Gather up all lines that carry the word "m²g²".

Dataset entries
+-------+
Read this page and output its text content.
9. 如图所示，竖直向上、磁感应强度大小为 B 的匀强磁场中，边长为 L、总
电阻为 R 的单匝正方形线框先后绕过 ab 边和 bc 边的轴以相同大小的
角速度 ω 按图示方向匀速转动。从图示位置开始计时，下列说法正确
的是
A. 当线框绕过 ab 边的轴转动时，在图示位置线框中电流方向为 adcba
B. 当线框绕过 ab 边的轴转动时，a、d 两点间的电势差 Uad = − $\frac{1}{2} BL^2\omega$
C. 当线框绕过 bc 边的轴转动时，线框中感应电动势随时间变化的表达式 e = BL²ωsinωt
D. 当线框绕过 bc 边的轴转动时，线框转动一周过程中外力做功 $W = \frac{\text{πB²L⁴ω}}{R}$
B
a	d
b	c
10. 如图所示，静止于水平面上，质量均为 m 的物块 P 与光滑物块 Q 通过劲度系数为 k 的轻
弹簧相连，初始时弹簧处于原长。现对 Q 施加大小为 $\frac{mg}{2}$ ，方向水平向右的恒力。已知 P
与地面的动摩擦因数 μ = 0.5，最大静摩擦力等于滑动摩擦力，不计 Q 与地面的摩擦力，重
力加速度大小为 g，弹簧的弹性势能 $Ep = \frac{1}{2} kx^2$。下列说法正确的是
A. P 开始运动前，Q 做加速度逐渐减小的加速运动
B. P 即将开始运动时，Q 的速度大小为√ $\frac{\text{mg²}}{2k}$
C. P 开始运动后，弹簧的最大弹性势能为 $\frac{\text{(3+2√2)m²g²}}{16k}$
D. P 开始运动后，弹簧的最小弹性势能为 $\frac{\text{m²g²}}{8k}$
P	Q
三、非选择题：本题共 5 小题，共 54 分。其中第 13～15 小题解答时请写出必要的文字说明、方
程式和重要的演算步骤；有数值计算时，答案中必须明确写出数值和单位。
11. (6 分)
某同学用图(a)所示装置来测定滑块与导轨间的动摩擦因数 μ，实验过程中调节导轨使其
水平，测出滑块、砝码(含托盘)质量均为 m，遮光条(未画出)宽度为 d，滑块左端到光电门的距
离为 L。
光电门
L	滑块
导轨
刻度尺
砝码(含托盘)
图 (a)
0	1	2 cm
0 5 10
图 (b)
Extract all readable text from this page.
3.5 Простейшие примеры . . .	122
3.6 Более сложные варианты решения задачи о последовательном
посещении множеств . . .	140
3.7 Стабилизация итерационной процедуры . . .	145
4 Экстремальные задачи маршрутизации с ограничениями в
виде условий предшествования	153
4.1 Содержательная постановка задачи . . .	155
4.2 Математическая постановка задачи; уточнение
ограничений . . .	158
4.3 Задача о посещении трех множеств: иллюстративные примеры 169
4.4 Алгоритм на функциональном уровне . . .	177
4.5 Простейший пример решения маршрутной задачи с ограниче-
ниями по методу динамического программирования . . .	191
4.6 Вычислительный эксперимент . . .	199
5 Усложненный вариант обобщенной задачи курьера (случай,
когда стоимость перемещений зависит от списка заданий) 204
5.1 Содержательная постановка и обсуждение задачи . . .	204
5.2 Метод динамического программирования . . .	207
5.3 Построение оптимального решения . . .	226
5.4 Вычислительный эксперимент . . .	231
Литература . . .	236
+-------+
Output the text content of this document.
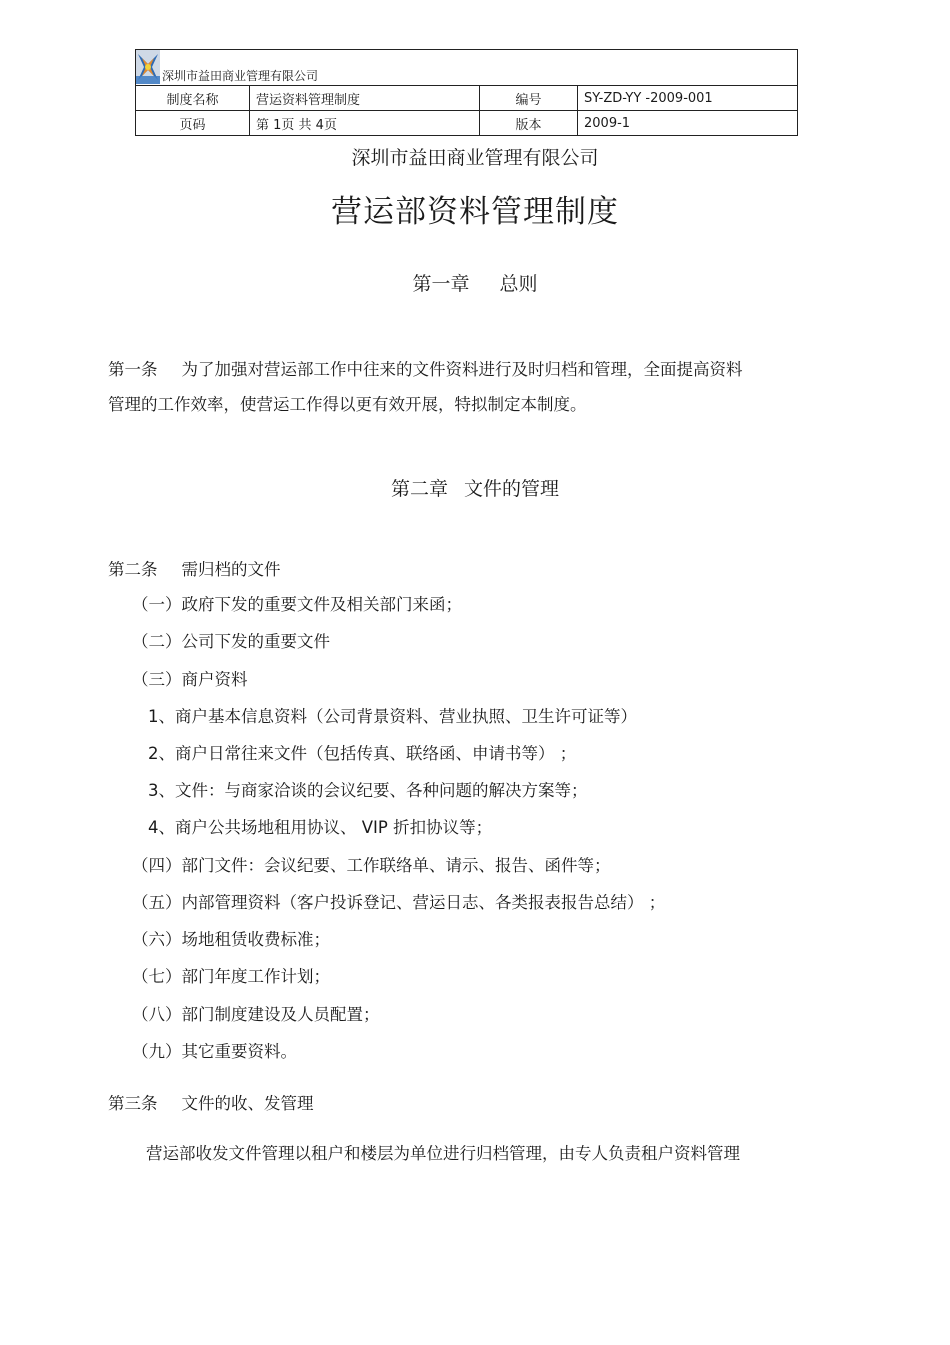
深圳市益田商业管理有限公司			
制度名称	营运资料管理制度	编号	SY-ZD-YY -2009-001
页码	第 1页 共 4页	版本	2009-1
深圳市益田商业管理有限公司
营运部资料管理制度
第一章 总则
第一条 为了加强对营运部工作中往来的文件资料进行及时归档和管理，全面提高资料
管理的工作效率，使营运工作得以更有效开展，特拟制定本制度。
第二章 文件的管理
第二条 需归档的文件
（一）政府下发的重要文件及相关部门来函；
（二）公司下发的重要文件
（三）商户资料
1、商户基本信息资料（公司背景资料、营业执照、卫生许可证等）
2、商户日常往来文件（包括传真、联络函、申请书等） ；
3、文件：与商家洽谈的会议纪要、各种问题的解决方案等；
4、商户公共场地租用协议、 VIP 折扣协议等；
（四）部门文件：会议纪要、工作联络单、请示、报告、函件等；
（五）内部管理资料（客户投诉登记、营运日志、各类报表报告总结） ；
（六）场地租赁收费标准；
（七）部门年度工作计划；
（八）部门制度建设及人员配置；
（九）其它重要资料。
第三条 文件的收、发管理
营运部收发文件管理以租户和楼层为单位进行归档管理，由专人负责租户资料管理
+-------+
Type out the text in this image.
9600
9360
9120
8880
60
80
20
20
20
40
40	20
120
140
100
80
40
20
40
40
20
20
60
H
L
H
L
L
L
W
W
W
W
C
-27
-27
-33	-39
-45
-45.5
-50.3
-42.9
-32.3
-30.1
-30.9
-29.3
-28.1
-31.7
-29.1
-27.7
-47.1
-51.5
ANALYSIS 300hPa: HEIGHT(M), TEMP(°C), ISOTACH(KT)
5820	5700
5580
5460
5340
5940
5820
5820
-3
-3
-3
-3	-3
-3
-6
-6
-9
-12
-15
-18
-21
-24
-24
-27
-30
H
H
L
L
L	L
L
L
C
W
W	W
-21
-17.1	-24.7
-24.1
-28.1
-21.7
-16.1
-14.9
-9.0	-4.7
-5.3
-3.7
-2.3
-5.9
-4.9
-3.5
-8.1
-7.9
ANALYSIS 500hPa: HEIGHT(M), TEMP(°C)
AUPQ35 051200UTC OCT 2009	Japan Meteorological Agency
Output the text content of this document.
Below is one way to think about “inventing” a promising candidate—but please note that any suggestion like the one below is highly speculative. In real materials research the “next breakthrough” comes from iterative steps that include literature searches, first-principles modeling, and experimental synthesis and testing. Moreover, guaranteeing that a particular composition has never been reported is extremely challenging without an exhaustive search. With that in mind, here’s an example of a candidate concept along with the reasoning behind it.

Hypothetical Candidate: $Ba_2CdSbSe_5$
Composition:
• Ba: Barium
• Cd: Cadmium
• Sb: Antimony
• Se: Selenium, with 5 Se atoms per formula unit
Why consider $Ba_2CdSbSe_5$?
+-------+
PROBLEM SOLUTION:
C. P 开始运动后，弹簧的最大弹性势能为 $\frac{\text{(3+2√2)m²g²}}{16k}$
D. P 开始运动后，弹簧的最小弹性势能为 $\frac{\text{m²g²}}{8k}$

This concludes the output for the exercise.